[DATA FOR THIS EXERCISE start]
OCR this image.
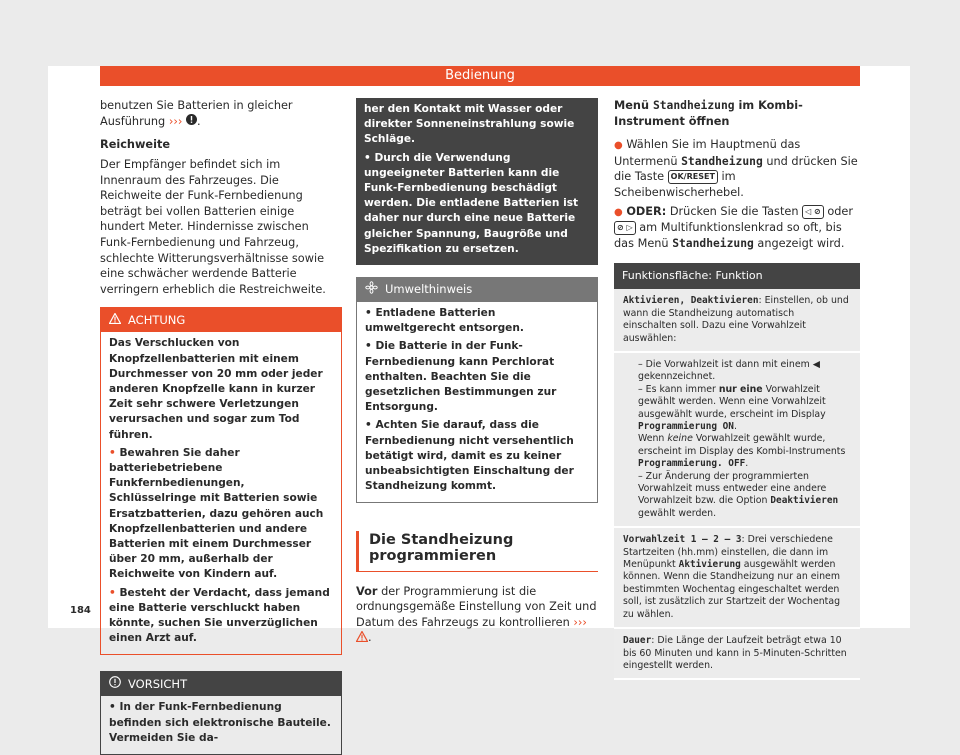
Bedienung

benutzen Sie Batterien in gleicher Ausführung ››› .

Reichweite

Der Empfänger befindet sich im Innenraum des Fahrzeuges. Die Reichweite der Funk-Fernbedienung beträgt bei vollen Batterien einige hundert Meter. Hindernisse zwischen Funk-Fernbedienung und Fahrzeug, schlechte Witterungsverhältnisse sowie eine schwächer werdende Batterie verringern erheblich die Restreichweite.

ACHTUNG

Das Verschlucken von Knopfzellenbatterien mit einem Durchmesser von 20 mm oder jeder anderen Knopfzelle kann in kurzer Zeit sehr schwere Verletzungen verursachen und sogar zum Tod führen.

• Bewahren Sie daher batteriebetriebene Funkfernbedienungen, Schlüsselringe mit Batterien sowie Ersatzbatterien, dazu gehören auch Knopfzellenbatterien und andere Batterien mit einem Durchmesser über 20 mm, außerhalb der Reichweite von Kindern auf.

• Besteht der Verdacht, dass jemand eine Batterie verschluckt haben könnte, suchen Sie unverzüglichen einen Arzt auf.

VORSICHT

• In der Funk-Fernbedienung befinden sich elektronische Bauteile. Vermeiden Sie da-

her den Kontakt mit Wasser oder direkter Sonneneinstrahlung sowie Schläge.

• Durch die Verwendung ungeeigneter Batterien kann die Funk-Fernbedienung beschädigt werden. Die entladene Batterien ist daher nur durch eine neue Batterie gleicher Spannung, Baugröße und Spezifikation zu ersetzen.

Umwelthinweis

• Entladene Batterien umweltgerecht entsorgen.

• Die Batterie in der Funk-Fernbedienung kann Perchlorat enthalten. Beachten Sie die gesetzlichen Bestimmungen zur Entsorgung.

• Achten Sie darauf, dass die Fernbedienung nicht versehentlich betätigt wird, damit es zu keiner unbeabsichtigten Einschaltung der Standheizung kommt.

Die Standheizung programmieren

Vor der Programmierung ist die ordnungsgemäße Einstellung von Zeit und Datum des Fahrzeugs zu kontrollieren ››› .

Menü Standheizung im Kombi-Instrument öffnen

● Wählen Sie im Hauptmenü das Untermenü Standheizung und drücken Sie die Taste OK/RESET im Scheibenwischerhebel.

● ODER: Drücken Sie die Tasten ◁ ⊘ oder ⊘ ▷ am Multifunktionslenkrad so oft, bis das Menü Standheizung angezeigt wird.

Funktionsfläche: Funktion
Aktivieren, Deaktivieren: Einstellen, ob und wann die Standheizung automatisch einschalten soll. Dazu eine Vorwahlzeit auswählen:
– Die Vorwahlzeit ist dann mit einem ◀ gekennzeichnet.
– Es kann immer nur eine Vorwahlzeit gewählt werden. Wenn eine Vorwahlzeit ausgewählt wurde, erscheint im Display Programmierung ON.
Wenn keine Vorwahlzeit gewählt wurde, erscheint im Display des Kombi-Instruments Programmierung. OFF.
– Zur Änderung der programmierten Vorwahlzeit muss entweder eine andere Vorwahlzeit bzw. die Option Deaktivieren gewählt werden.
Vorwahlzeit 1 – 2 – 3: Drei verschiedene Startzeiten (hh.mm) einstellen, die dann im Menüpunkt Aktivierung ausgewählt werden können. Wenn die Standheizung nur an einem bestimmten Wochentag eingeschaltet werden soll, ist zusätzlich zur Startzeit der Wochentag zu wählen.
Dauer: Die Länge der Laufzeit beträgt etwa 10 bis 60 Minuten und kann in 5-Minuten-Schritten eingestellt werden.
184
[DATA FOR THIS EXERCISE end]
◆ AIM: Count the lines of the data that include the string "einem", and give only that number.

◆ COMPLETE ANSWER: 4